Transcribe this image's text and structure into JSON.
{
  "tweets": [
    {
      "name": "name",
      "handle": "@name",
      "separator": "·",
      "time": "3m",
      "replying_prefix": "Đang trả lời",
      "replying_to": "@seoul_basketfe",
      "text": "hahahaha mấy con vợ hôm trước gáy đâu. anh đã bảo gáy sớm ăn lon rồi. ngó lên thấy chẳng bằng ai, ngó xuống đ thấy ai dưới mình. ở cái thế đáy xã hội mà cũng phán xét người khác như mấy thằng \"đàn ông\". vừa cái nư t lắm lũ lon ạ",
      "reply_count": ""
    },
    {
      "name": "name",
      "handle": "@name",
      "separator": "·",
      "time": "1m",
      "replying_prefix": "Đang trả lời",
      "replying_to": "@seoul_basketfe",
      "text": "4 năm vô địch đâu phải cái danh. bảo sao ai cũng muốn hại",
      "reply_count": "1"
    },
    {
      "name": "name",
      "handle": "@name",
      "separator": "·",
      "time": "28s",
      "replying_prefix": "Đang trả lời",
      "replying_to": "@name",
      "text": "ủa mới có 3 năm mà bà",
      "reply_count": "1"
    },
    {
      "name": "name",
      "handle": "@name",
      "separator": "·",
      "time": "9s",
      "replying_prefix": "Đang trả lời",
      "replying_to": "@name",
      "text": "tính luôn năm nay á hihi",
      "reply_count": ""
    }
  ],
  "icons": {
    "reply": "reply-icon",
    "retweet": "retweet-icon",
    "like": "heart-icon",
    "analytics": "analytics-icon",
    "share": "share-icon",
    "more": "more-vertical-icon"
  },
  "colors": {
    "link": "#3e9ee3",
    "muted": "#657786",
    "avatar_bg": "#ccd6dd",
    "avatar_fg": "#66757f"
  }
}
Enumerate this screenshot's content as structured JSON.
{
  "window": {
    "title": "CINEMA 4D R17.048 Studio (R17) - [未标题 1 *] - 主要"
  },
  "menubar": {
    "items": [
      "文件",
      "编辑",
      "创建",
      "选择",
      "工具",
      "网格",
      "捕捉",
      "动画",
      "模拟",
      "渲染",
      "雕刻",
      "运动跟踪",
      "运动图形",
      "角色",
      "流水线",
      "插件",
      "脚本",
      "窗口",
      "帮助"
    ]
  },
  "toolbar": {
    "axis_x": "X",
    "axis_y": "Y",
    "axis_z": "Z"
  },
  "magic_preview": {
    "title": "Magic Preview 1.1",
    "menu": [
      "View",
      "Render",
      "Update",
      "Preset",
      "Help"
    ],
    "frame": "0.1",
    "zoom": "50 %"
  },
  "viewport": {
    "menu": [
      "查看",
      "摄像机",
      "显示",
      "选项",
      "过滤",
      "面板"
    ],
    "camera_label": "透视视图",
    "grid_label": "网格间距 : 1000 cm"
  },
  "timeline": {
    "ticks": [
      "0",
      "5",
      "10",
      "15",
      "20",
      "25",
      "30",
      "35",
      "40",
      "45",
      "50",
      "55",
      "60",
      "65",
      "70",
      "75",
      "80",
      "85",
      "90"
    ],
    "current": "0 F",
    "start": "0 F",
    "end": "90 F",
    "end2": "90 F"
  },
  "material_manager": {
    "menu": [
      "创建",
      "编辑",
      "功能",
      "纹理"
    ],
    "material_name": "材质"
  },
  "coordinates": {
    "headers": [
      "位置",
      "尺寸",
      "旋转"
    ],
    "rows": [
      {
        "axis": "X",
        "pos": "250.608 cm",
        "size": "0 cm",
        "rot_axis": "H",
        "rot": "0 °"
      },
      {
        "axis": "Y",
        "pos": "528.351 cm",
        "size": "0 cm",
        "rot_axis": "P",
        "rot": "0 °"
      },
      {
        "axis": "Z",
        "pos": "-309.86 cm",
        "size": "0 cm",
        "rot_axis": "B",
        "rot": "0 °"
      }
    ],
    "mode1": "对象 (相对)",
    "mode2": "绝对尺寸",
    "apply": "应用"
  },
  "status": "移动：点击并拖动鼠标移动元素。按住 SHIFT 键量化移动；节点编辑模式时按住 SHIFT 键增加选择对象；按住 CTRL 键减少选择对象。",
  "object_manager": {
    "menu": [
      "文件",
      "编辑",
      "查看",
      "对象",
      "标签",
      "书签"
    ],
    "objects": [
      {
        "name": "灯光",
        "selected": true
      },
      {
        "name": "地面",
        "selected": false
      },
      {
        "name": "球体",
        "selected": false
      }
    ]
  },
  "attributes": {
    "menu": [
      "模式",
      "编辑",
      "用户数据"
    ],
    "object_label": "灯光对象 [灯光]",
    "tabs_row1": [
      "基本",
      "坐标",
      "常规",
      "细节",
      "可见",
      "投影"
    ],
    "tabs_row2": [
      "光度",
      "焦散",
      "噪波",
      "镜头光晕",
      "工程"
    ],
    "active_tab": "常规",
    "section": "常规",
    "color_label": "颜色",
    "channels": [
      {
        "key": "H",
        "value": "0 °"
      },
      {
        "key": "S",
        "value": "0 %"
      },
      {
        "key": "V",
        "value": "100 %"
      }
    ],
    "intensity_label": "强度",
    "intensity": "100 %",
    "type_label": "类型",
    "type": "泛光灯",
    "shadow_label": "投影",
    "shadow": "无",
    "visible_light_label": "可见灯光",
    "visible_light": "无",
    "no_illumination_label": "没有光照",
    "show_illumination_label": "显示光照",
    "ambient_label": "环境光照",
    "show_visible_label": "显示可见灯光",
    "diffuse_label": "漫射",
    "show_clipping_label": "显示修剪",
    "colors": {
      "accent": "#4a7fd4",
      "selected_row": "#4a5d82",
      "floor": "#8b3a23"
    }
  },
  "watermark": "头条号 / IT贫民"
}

- [Exercise goal]:
The records above are to be copied in full, exactly as written.

- [Exercise response]:
Transcribe this image's text and structure into JSON.
{
  "tweets": [
    {
      "name": "name",
      "handle": "@name",
      "separator": "·",
      "time": "3m",
      "replying_prefix": "Đang trả lời",
      "replying_to": "@seoul_basketfe",
      "text": "hahahaha mấy con vợ hôm trước gáy đâu. anh đã bảo gáy sớm ăn lon rồi. ngó lên thấy chẳng bằng ai, ngó xuống đ thấy ai dưới mình. ở cái thế đáy xã hội mà cũng phán xét người khác như mấy thằng \"đàn ông\". vừa cái nư t lắm lũ lon ạ",
      "reply_count": ""
    },
    {
      "name": "name",
      "handle": "@name",
      "separator": "·",
      "time": "1m",
      "replying_prefix": "Đang trả lời",
      "replying_to": "@seoul_basketfe",
      "text": "4 năm vô địch đâu phải cái danh. bảo sao ai cũng muốn hại",
      "reply_count": "1"
    },
    {
      "name": "name",
      "handle": "@name",
      "separator": "·",
      "time": "28s",
      "replying_prefix": "Đang trả lời",
      "replying_to": "@name",
      "text": "ủa mới có 3 năm mà bà",
      "reply_count": "1"
    },
    {
      "name": "name",
      "handle": "@name",
      "separator": "·",
      "time": "9s",
      "replying_prefix": "Đang trả lời",
      "replying_to": "@name",
      "text": "tính luôn năm nay á hihi",
      "reply_count": ""
    }
  ],
  "icons": {
    "reply": "reply-icon",
    "retweet": "retweet-icon",
    "like": "heart-icon",
    "analytics": "analytics-icon",
    "share": "share-icon",
    "more": "more-vertical-icon"
  },
  "colors": {
    "link": "#3e9ee3",
    "muted": "#657786",
    "avatar_bg": "#ccd6dd",
    "avatar_fg": "#66757f"
  }
}
Enumerate this screenshot's content as structured JSON.
{
  "window": {
    "title": "CINEMA 4D R17.048 Studio (R17) - [未标题 1 *] - 主要"
  },
  "menubar": {
    "items": [
      "文件",
      "编辑",
      "创建",
      "选择",
      "工具",
      "网格",
      "捕捉",
      "动画",
      "模拟",
      "渲染",
      "雕刻",
      "运动跟踪",
      "运动图形",
      "角色",
      "流水线",
      "插件",
      "脚本",
      "窗口",
      "帮助"
    ]
  },
  "toolbar": {
    "axis_x": "X",
    "axis_y": "Y",
    "axis_z": "Z"
  },
  "magic_preview": {
    "title": "Magic Preview 1.1",
    "menu": [
      "View",
      "Render",
      "Update",
      "Preset",
      "Help"
    ],
    "frame": "0.1",
    "zoom": "50 %"
  },
  "viewport": {
    "menu": [
      "查看",
      "摄像机",
      "显示",
      "选项",
      "过滤",
      "面板"
    ],
    "camera_label": "透视视图",
    "grid_label": "网格间距 : 1000 cm"
  },
  "timeline": {
    "ticks": [
      "0",
      "5",
      "10",
      "15",
      "20",
      "25",
      "30",
      "35",
      "40",
      "45",
      "50",
      "55",
      "60",
      "65",
      "70",
      "75",
      "80",
      "85",
      "90"
    ],
    "current": "0 F",
    "start": "0 F",
    "end": "90 F",
    "end2": "90 F"
  },
  "material_manager": {
    "menu": [
      "创建",
      "编辑",
      "功能",
      "纹理"
    ],
    "material_name": "材质"
  },
  "coordinates": {
    "headers": [
      "位置",
      "尺寸",
      "旋转"
    ],
    "rows": [
      {
        "axis": "X",
        "pos": "250.608 cm",
        "size": "0 cm",
        "rot_axis": "H",
        "rot": "0 °"
      },
      {
        "axis": "Y",
        "pos": "528.351 cm",
        "size": "0 cm",
        "rot_axis": "P",
        "rot": "0 °"
      },
      {
        "axis": "Z",
        "pos": "-309.86 cm",
        "size": "0 cm",
        "rot_axis": "B",
        "rot": "0 °"
      }
    ],
    "mode1": "对象 (相对)",
    "mode2": "绝对尺寸",
    "apply": "应用"
  },
  "status": "移动：点击并拖动鼠标移动元素。按住 SHIFT 键量化移动；节点编辑模式时按住 SHIFT 键增加选择对象；按住 CTRL 键减少选择对象。",
  "object_manager": {
    "menu": [
      "文件",
      "编辑",
      "查看",
      "对象",
      "标签",
      "书签"
    ],
    "objects": [
      {
        "name": "灯光",
        "selected": true
      },
      {
        "name": "地面",
        "selected": false
      },
      {
        "name": "球体",
        "selected": false
      }
    ]
  },
  "attributes": {
    "menu": [
      "模式",
      "编辑",
      "用户数据"
    ],
    "object_label": "灯光对象 [灯光]",
    "tabs_row1": [
      "基本",
      "坐标",
      "常规",
      "细节",
      "可见",
      "投影"
    ],
    "tabs_row2": [
      "光度",
      "焦散",
      "噪波",
      "镜头光晕",
      "工程"
    ],
    "active_tab": "常规",
    "section": "常规",
    "color_label": "颜色",
    "channels": [
      {
        "key": "H",
        "value": "0 °"
      },
      {
        "key": "S",
        "value": "0 %"
      },
      {
        "key": "V",
        "value": "100 %"
      }
    ],
    "intensity_label": "强度",
    "intensity": "100 %",
    "type_label": "类型",
    "type": "泛光灯",
    "shadow_label": "投影",
    "shadow": "无",
    "visible_light_label": "可见灯光",
    "visible_light": "无",
    "no_illumination_label": "没有光照",
    "show_illumination_label": "显示光照",
    "ambient_label": "环境光照",
    "show_visible_label": "显示可见灯光",
    "diffuse_label": "漫射",
    "show_clipping_label": "显示修剪",
    "colors": {
      "accent": "#4a7fd4",
      "selected_row": "#4a5d82",
      "floor": "#8b3a23"
    }
  },
  "watermark": "头条号 / IT贫民"
}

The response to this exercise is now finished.